What to produce.
Copy the records verbatim from their first line through the line that contains "y-axis-title: Temperature [°C]", both included.

>> START Record list

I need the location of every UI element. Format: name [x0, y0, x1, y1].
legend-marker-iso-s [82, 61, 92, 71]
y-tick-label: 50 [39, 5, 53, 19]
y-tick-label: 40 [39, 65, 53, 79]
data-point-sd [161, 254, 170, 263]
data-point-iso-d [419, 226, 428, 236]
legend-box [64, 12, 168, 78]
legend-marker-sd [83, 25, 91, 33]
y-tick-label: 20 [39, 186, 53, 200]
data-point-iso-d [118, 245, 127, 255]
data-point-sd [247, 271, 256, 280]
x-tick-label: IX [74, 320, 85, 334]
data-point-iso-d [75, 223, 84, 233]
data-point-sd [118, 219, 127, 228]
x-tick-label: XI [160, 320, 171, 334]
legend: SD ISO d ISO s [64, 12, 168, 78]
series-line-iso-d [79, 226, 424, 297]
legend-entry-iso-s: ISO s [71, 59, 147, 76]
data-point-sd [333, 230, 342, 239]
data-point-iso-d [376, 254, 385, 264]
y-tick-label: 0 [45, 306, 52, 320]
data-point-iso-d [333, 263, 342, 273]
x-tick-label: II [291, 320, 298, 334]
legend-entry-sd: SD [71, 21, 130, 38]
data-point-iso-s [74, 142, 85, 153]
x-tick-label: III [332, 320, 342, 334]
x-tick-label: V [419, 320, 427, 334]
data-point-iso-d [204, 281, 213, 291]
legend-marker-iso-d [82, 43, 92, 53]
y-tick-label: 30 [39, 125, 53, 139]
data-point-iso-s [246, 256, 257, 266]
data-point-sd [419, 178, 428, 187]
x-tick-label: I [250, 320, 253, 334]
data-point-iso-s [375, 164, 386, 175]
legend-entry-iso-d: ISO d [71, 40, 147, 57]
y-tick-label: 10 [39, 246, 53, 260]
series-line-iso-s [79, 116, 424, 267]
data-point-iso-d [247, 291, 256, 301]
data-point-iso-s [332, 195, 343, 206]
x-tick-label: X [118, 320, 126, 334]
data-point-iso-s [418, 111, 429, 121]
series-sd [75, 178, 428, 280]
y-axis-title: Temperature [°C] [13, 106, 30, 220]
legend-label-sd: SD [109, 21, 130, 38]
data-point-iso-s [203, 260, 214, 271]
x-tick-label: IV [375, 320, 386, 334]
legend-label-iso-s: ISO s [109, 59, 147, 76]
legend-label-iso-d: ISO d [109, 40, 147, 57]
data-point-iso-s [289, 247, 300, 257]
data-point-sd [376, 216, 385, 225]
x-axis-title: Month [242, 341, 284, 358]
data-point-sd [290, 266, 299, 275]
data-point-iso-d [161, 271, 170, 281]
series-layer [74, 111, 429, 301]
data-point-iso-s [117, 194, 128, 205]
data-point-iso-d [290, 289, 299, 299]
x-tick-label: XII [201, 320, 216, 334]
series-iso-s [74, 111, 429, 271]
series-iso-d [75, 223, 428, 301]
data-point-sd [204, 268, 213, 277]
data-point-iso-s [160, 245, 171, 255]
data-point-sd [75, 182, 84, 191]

>> END Record list

Problem solution.
I need the location of every UI element. Format: name [x0, y0, x1, y1].
legend-marker-iso-s [82, 61, 92, 71]
y-tick-label: 50 [39, 5, 53, 19]
y-tick-label: 40 [39, 65, 53, 79]
data-point-sd [161, 254, 170, 263]
data-point-iso-d [419, 226, 428, 236]
legend-box [64, 12, 168, 78]
legend-marker-sd [83, 25, 91, 33]
y-tick-label: 20 [39, 186, 53, 200]
data-point-iso-d [118, 245, 127, 255]
data-point-sd [247, 271, 256, 280]
x-tick-label: IX [74, 320, 85, 334]
data-point-iso-d [75, 223, 84, 233]
data-point-sd [118, 219, 127, 228]
x-tick-label: XI [160, 320, 171, 334]
legend: SD ISO d ISO s [64, 12, 168, 78]
series-line-iso-d [79, 226, 424, 297]
legend-entry-iso-s: ISO s [71, 59, 147, 76]
data-point-sd [333, 230, 342, 239]
data-point-iso-d [376, 254, 385, 264]
y-tick-label: 0 [45, 306, 52, 320]
data-point-iso-d [333, 263, 342, 273]
x-tick-label: II [291, 320, 298, 334]
legend-entry-sd: SD [71, 21, 130, 38]
data-point-iso-s [74, 142, 85, 153]
x-tick-label: III [332, 320, 342, 334]
x-tick-label: V [419, 320, 427, 334]
data-point-iso-d [204, 281, 213, 291]
legend-marker-iso-d [82, 43, 92, 53]
y-tick-label: 30 [39, 125, 53, 139]
data-point-iso-s [246, 256, 257, 266]
data-point-sd [419, 178, 428, 187]
x-tick-label: I [250, 320, 253, 334]
data-point-iso-s [375, 164, 386, 175]
legend-entry-iso-d: ISO d [71, 40, 147, 57]
y-tick-label: 10 [39, 246, 53, 260]
series-line-iso-s [79, 116, 424, 267]
data-point-iso-d [247, 291, 256, 301]
data-point-iso-s [332, 195, 343, 206]
x-tick-label: X [118, 320, 126, 334]
data-point-iso-s [418, 111, 429, 121]
series-sd [75, 178, 428, 280]
y-axis-title: Temperature [°C] [13, 106, 30, 220]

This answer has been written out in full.